══ Provided information

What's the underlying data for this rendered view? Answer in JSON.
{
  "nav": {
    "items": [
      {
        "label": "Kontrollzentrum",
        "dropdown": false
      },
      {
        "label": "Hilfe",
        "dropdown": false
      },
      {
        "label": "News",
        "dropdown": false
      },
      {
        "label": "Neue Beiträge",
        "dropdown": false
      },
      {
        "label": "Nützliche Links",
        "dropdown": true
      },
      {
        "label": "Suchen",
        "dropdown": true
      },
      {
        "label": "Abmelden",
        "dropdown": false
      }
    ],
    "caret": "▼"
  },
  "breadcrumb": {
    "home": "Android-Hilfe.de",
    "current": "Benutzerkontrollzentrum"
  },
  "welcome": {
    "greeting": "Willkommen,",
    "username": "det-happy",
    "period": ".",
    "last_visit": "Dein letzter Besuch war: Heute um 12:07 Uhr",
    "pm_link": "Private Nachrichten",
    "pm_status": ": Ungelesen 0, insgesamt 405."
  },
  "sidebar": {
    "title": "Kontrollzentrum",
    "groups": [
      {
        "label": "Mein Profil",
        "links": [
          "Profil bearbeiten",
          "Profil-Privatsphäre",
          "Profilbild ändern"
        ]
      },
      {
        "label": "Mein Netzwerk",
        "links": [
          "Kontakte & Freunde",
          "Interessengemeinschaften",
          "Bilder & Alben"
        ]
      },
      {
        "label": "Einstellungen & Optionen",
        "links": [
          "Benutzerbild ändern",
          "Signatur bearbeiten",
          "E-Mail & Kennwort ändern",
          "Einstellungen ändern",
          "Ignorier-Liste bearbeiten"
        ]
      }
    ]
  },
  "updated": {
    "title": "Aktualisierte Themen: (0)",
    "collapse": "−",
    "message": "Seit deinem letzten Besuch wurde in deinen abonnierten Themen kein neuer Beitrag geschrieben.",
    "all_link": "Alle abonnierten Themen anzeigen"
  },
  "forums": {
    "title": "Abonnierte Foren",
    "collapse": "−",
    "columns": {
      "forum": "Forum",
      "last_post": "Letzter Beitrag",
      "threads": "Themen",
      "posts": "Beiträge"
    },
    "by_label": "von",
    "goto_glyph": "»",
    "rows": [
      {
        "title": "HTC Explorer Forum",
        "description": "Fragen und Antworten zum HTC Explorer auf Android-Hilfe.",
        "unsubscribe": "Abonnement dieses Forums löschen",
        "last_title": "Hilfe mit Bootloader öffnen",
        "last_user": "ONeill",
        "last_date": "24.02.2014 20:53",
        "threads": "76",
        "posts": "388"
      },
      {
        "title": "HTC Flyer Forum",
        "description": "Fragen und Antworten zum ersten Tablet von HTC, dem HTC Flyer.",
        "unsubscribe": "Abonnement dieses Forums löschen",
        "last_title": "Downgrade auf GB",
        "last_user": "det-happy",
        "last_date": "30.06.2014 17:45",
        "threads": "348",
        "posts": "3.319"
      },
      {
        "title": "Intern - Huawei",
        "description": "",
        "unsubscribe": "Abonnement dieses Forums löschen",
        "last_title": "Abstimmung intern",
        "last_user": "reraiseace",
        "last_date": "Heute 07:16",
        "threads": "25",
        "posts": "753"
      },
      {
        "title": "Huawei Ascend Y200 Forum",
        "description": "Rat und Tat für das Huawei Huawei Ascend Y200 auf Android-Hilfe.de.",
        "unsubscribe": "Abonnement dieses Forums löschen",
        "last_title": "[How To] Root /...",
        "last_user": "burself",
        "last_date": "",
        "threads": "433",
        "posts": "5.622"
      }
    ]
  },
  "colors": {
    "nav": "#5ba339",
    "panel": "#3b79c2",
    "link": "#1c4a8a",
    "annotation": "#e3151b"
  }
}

════

= What you have to do =
Exactly as written above, please repeat the entries.

= Complete answer =
What's the underlying data for this rendered view? Answer in JSON.
{
  "nav": {
    "items": [
      {
        "label": "Kontrollzentrum",
        "dropdown": false
      },
      {
        "label": "Hilfe",
        "dropdown": false
      },
      {
        "label": "News",
        "dropdown": false
      },
      {
        "label": "Neue Beiträge",
        "dropdown": false
      },
      {
        "label": "Nützliche Links",
        "dropdown": true
      },
      {
        "label": "Suchen",
        "dropdown": true
      },
      {
        "label": "Abmelden",
        "dropdown": false
      }
    ],
    "caret": "▼"
  },
  "breadcrumb": {
    "home": "Android-Hilfe.de",
    "current": "Benutzerkontrollzentrum"
  },
  "welcome": {
    "greeting": "Willkommen,",
    "username": "det-happy",
    "period": ".",
    "last_visit": "Dein letzter Besuch war: Heute um 12:07 Uhr",
    "pm_link": "Private Nachrichten",
    "pm_status": ": Ungelesen 0, insgesamt 405."
  },
  "sidebar": {
    "title": "Kontrollzentrum",
    "groups": [
      {
        "label": "Mein Profil",
        "links": [
          "Profil bearbeiten",
          "Profil-Privatsphäre",
          "Profilbild ändern"
        ]
      },
      {
        "label": "Mein Netzwerk",
        "links": [
          "Kontakte & Freunde",
          "Interessengemeinschaften",
          "Bilder & Alben"
        ]
      },
      {
        "label": "Einstellungen & Optionen",
        "links": [
          "Benutzerbild ändern",
          "Signatur bearbeiten",
          "E-Mail & Kennwort ändern",
          "Einstellungen ändern",
          "Ignorier-Liste bearbeiten"
        ]
      }
    ]
  },
  "updated": {
    "title": "Aktualisierte Themen: (0)",
    "collapse": "−",
    "message": "Seit deinem letzten Besuch wurde in deinen abonnierten Themen kein neuer Beitrag geschrieben.",
    "all_link": "Alle abonnierten Themen anzeigen"
  },
  "forums": {
    "title": "Abonnierte Foren",
    "collapse": "−",
    "columns": {
      "forum": "Forum",
      "last_post": "Letzter Beitrag",
      "threads": "Themen",
      "posts": "Beiträge"
    },
    "by_label": "von",
    "goto_glyph": "»",
    "rows": [
      {
        "title": "HTC Explorer Forum",
        "description": "Fragen und Antworten zum HTC Explorer auf Android-Hilfe.",
        "unsubscribe": "Abonnement dieses Forums löschen",
        "last_title": "Hilfe mit Bootloader öffnen",
        "last_user": "ONeill",
        "last_date": "24.02.2014 20:53",
        "threads": "76",
        "posts": "388"
      },
      {
        "title": "HTC Flyer Forum",
        "description": "Fragen und Antworten zum ersten Tablet von HTC, dem HTC Flyer.",
        "unsubscribe": "Abonnement dieses Forums löschen",
        "last_title": "Downgrade auf GB",
        "last_user": "det-happy",
        "last_date": "30.06.2014 17:45",
        "threads": "348",
        "posts": "3.319"
      },
      {
        "title": "Intern - Huawei",
        "description": "",
        "unsubscribe": "Abonnement dieses Forums löschen",
        "last_title": "Abstimmung intern",
        "last_user": "reraiseace",
        "last_date": "Heute 07:16",
        "threads": "25",
        "posts": "753"
      },
      {
        "title": "Huawei Ascend Y200 Forum",
        "description": "Rat und Tat für das Huawei Huawei Ascend Y200 auf Android-Hilfe.de.",
        "unsubscribe": "Abonnement dieses Forums löschen",
        "last_title": "[How To] Root /...",
        "last_user": "burself",
        "last_date": "",
        "threads": "433",
        "posts": "5.622"
      }
    ]
  },
  "colors": {
    "nav": "#5ba339",
    "panel": "#3b79c2",
    "link": "#1c4a8a",
    "annotation": "#e3151b"
  }
}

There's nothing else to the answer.